» GIVEN PROBLEM: Check every line of the entries for "Fixed", and copy the lines that hold it.

============

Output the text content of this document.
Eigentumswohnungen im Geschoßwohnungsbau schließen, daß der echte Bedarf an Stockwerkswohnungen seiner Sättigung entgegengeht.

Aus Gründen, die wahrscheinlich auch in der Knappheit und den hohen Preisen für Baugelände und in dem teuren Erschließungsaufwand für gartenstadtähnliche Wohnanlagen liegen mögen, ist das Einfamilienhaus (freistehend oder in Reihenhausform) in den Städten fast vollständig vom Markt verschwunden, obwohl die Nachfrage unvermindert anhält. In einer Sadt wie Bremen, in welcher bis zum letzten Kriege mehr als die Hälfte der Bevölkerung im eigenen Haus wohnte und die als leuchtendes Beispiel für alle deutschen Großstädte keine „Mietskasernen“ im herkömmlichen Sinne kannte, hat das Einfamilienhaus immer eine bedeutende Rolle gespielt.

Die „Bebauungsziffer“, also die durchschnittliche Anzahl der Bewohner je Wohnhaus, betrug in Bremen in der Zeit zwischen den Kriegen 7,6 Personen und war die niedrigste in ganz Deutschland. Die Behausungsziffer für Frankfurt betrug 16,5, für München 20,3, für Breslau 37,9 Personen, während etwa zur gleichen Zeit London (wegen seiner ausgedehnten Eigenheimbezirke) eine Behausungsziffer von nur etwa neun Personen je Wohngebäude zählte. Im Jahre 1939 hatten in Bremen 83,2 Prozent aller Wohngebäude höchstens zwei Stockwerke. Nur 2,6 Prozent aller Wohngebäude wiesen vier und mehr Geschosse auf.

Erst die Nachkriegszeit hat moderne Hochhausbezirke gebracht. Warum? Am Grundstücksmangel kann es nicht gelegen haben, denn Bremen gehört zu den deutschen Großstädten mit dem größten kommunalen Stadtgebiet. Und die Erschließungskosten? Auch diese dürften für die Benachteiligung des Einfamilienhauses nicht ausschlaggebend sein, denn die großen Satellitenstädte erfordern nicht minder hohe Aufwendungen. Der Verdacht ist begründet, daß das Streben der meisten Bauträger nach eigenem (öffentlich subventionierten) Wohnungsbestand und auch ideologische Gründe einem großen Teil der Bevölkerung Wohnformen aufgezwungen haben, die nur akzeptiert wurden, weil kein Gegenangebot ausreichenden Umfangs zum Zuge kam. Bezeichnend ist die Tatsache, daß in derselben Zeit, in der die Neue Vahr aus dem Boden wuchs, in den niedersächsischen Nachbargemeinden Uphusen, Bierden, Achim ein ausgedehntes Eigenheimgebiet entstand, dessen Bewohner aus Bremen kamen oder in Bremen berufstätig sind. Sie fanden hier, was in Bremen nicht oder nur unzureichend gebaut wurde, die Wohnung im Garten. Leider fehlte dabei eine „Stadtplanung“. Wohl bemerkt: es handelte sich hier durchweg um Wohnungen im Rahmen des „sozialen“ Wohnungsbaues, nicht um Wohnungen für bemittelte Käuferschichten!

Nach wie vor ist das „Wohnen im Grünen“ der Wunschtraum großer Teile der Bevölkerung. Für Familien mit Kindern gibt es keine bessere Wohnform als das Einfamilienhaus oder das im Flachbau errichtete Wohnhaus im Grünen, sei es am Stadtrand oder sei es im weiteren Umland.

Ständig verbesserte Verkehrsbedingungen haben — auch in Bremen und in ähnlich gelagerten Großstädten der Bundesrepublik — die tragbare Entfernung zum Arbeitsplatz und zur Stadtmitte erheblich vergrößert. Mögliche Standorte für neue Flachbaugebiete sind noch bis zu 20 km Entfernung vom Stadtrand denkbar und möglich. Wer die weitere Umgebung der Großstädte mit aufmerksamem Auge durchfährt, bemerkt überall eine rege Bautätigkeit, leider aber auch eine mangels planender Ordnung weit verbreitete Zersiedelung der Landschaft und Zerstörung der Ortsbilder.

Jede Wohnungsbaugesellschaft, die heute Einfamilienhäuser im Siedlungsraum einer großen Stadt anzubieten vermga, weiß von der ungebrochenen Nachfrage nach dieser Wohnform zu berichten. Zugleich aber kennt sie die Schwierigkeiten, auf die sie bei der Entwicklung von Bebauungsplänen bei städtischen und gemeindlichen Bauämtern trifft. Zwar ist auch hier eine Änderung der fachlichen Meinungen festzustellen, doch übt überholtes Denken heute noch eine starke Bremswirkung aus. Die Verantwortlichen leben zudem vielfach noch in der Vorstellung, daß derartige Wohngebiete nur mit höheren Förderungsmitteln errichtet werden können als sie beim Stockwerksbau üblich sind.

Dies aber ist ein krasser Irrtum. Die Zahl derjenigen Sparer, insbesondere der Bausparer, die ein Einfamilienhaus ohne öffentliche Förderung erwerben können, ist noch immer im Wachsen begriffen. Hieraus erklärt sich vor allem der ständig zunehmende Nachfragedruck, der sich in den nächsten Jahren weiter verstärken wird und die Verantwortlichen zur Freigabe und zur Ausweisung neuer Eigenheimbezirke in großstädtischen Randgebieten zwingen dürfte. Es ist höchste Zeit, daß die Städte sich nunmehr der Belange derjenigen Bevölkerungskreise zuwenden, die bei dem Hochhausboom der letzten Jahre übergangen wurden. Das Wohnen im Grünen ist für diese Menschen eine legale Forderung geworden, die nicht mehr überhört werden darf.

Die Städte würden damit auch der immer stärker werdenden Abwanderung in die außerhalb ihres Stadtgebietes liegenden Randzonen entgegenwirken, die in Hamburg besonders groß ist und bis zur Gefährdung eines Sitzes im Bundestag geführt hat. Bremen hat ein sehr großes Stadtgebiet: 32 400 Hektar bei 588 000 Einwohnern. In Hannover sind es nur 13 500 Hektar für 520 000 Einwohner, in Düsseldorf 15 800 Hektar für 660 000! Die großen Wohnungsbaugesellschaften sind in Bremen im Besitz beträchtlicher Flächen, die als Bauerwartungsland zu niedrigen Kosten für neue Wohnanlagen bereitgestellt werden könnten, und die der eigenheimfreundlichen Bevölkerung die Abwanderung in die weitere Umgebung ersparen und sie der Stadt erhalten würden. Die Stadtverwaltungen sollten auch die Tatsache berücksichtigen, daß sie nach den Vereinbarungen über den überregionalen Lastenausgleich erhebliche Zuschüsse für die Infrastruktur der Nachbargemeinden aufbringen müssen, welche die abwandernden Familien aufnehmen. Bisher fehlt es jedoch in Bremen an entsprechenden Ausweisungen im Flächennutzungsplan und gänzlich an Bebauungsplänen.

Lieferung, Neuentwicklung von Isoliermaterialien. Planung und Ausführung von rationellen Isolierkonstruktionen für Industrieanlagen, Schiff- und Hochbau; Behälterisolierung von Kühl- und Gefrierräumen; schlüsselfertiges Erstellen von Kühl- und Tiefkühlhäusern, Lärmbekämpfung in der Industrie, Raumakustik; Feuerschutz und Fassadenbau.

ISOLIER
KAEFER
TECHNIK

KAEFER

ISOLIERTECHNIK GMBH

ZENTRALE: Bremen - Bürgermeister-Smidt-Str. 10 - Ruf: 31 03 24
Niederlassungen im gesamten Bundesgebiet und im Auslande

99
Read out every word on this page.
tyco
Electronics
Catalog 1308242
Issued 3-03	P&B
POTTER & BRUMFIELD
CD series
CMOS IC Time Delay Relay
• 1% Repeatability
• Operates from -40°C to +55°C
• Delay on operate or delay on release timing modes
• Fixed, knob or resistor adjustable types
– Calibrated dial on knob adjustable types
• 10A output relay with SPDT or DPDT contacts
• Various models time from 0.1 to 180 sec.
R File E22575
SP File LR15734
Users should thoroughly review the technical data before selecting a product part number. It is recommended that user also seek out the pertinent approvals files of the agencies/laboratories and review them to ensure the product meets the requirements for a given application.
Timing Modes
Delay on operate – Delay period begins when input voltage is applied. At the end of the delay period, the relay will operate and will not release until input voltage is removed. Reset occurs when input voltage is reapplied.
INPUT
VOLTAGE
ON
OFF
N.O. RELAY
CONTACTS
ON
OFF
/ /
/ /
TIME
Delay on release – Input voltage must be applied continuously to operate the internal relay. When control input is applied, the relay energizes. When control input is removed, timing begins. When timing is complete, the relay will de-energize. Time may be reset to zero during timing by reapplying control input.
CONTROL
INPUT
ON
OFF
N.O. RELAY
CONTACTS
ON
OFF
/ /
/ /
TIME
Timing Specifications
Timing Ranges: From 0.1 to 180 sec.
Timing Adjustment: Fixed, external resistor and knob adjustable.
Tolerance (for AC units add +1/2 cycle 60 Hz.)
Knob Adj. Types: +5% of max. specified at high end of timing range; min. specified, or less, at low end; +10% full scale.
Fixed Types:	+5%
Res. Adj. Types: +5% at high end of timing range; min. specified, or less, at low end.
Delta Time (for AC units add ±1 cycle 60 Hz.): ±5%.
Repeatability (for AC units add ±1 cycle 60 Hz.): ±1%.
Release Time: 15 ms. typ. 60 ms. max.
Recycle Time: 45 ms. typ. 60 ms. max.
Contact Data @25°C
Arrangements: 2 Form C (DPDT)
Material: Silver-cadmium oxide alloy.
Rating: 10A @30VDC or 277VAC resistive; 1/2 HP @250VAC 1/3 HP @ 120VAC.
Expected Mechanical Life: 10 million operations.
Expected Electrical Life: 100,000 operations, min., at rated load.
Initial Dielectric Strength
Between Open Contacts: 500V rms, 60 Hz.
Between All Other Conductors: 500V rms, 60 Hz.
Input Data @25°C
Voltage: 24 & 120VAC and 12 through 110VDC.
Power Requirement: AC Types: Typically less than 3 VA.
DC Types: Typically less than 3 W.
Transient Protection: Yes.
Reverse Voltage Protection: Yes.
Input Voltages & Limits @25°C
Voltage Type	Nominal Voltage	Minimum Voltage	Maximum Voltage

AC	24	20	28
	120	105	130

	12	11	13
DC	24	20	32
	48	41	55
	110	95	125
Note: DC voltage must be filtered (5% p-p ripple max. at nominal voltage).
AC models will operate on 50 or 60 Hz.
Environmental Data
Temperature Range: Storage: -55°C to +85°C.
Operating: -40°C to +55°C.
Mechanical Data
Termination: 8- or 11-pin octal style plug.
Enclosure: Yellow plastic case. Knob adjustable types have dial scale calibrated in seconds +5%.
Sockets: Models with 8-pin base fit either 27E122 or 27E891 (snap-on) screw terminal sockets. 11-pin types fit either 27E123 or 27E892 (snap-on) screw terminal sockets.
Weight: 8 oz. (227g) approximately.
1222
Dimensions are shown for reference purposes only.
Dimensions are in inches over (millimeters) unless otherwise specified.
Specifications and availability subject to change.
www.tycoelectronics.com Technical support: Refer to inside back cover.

============

» RESPONSE FOR THIS EXERCISE:
• Fixed, knob or resistor adjustable types
Timing Adjustment: Fixed, external resistor and knob adjustable.
Fixed Types:	+5%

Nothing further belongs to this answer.